--- Start Records to process ---

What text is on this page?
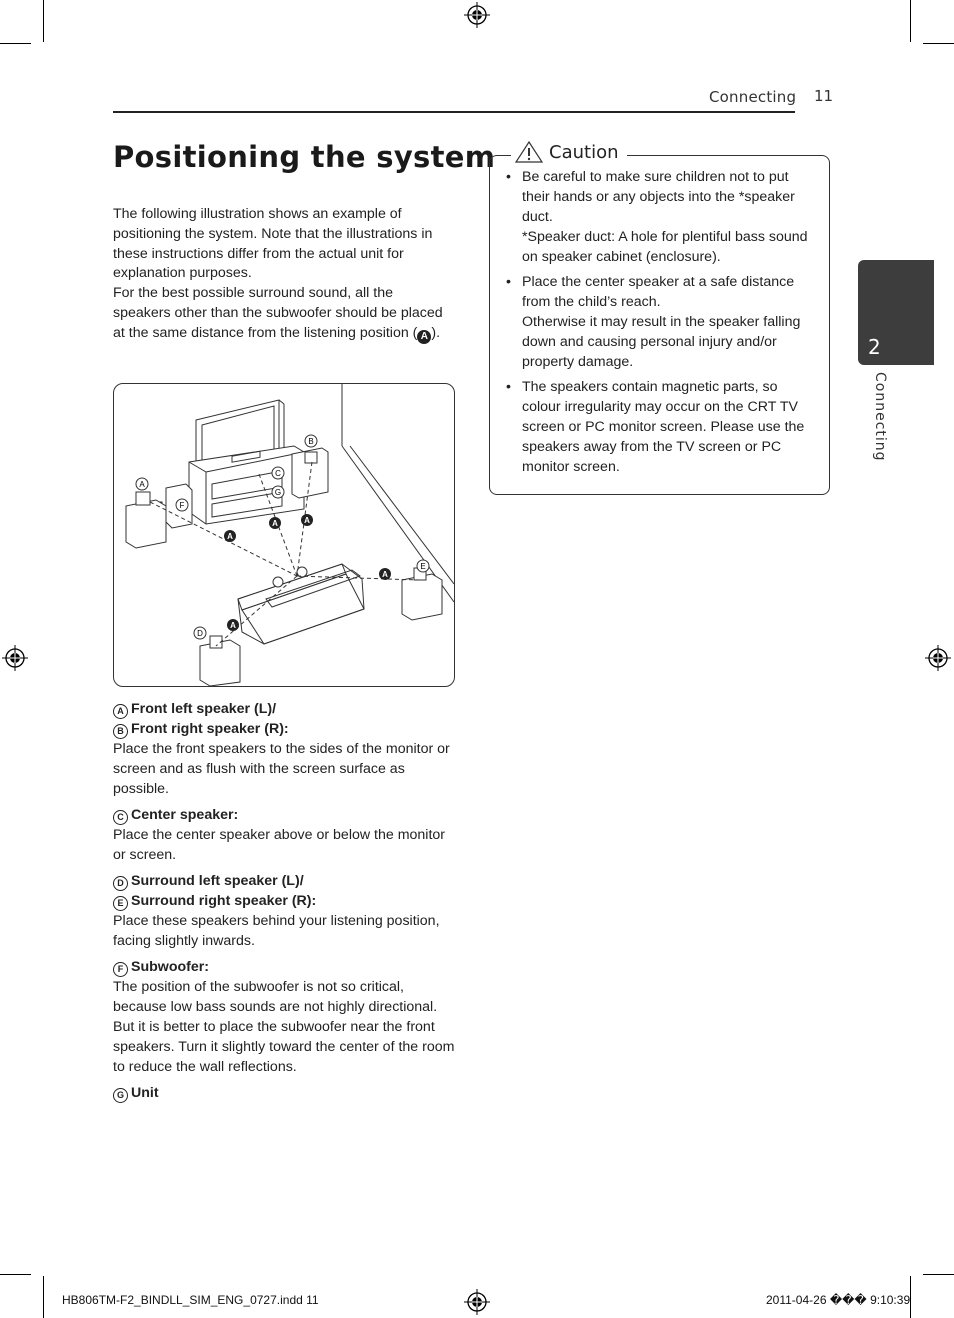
Connecting 11
Positioning the system

The following illustration shows an example of positioning the system. Note that the illustrations in these instructions differ from the actual unit for explanation purposes.

For the best possible surround sound, all the speakers other than the subwoofer should be placed at the same distance from the listening position ( A ).

A
B
C
G
F
D
E
A
A	A
A
A
A Front left speaker (L)/
B Front right speaker (R):

Place the front speakers to the sides of the monitor or screen and as flush with the screen surface as possible.

C Center speaker:

Place the center speaker above or below the monitor or screen.

D Surround left speaker (L)/
E Surround right speaker (R):

Place these speakers behind your listening position, facing slightly inwards.

F Subwoofer:

The position of the subwoofer is not so critical, because low bass sounds are not highly directional. But it is better to place the subwoofer near the front speakers. Turn it slightly toward the center of the room to reduce the wall reflections.

G Unit
• Be careful to make sure children not to put their hands or any objects into the *speaker duct.
*Speaker duct: A hole for plentiful bass sound on speaker cabinet (enclosure).
• Place the center speaker at a safe distance from the child’s reach.
Otherwise it may result in the speaker falling down and causing personal injury and/or property damage.
• The speakers contain magnetic parts, so colour irregularity may occur on the CRT TV screen or PC monitor screen. Please use the speakers away from the TV screen or PC monitor screen.
Caution
2
Connecting
HB806TM-F2_BINDLL_SIM_ENG_0727.indd 11	2011-04-26 ��� 9:10:39
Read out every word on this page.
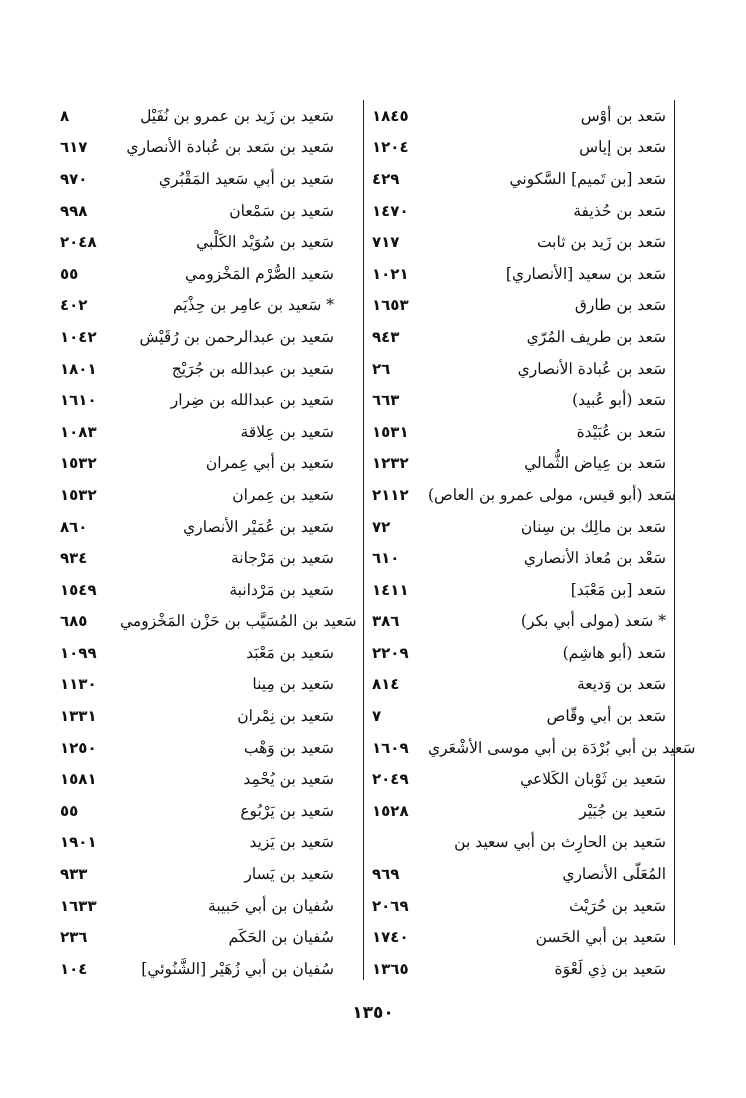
١٨٤٥	سَعد بن أوْس
١٢٠٤	سَعد بن إياس
٤٢٩	سَعد [بن تَميم] السَّكوني
١٤٧٠	سَعد بن حُذيفة
٧١٧	سَعد بن زَيد بن ثابت
١٠٢١	سَعد بن سعيد [الأنصاري]
١٦٥٣	سَعد بن طارق
٩٤٣	سَعد بن طريف المُرّي
٢٦	سَعد بن عُبادة الأنصاري
٦٦٣	سَعد (أبو عُبيد)
١٥٣١	سَعد بن عُبَيْدة
١٢٣٢	سَعد بن عِياض الثُّمالي
٢١١٢	سَعد (أبو قيس، مولى عمرو بن العاص)
٧٢	سَعد بن مالِك بن سِنان
٦١٠	سَعْد بن مُعاذ الأنصاري
١٤١١	سَعد [بن مَعْبَد]
٣٨٦	* سَعد (مولى أبي بكر)
٢٢٠٩	سَعد (أبو هاشِم)
٨١٤	سَعد بن وَديعة
٧	سَعد بن أبي وقّاص
١٦٠٩	سَعيد بن أبي بُرْدَة بن أبي موسى الأشْعَري
٢٠٤٩	سَعيد بن ثَوْبان الكَلاعي
١٥٢٨	سَعيد بن جُبَيْر
سَعيد بن الحارِث بن أبي سعيد بن
٩٦٩	المُعَلّى الأنصاري
٢٠٦٩	سَعيد بن حُرَيْث
١٧٤٠	سَعيد بن أبي الحَسن
١٣٦٥	سَعيد بن ذِي لَعْوَة
٨	سَعيد بن زَيد بن عمرو بن نُفَيْل
٦١٧	سَعيد بن سَعد بن عُبادة الأنصاري
٩٧٠	سَعيد بن أبي سَعيد المَقْبُري
٩٩٨	سَعيد بن سَمْعان
٢٠٤٨	سَعيد بن سُوَيْد الكَلْبي
٥٥	سَعيد الصُّرْم المَخْزومي
٤٠٢	* سَعيد بن عامِر بن حِذْيَم
١٠٤٢	سَعيد بن عبدالرحمن بن رُقَيْش
١٨٠١	سَعيد بن عبدالله بن جُرَيْج
١٦١٠	سَعيد بن عبدالله بن ضِرار
١٠٨٣	سَعيد بن عِلاقة
١٥٣٢	سَعيد بن أبي عِمران
١٥٣٢	سَعيد بن عِمران
٨٦٠	سَعيد بن عُمَيْر الأنصاري
٩٣٤	سَعيد بن مَرْجانة
١٥٤٩	سَعيد بن مَرْدانبة
٦٨٥	سَعيد بن المُسَيَّب بن حَزْن المَخْزومي
١٠٩٩	سَعيد بن مَعْبَد
١١٣٠	سَعيد بن مِينا
١٣٣١	سَعيد بن نِمْران
١٢٥٠	سَعيد بن وَهْب
١٥٨١	سَعيد بن يُحْمِد
٥٥	سَعيد بن يَرْبُوع
١٩٠١	سَعيد بن يَزيد
٩٣٣	سَعيد بن يَسار
١٦٣٣	سُفيان بن أبي حَبيبة
٢٣٦	سُفيان بن الحَكَم
١٠٤	سُفيان بن أبي زُهَيْر [الشَّنُوئي]
١٣٥٠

--- End Records to process ---

> _What is being asked_: Search the lines for the string "monitor" and copy every line that has it.

> _Solution_:
Place the front speakers to the sides of the monitor or screen and as flush with the screen surface as possible.
Place the center speaker above or below the monitor or screen.
• The speakers contain magnetic parts, so colour irregularity may occur on the CRT TV screen or PC monitor screen. Please use the speakers away from the TV screen or PC monitor screen.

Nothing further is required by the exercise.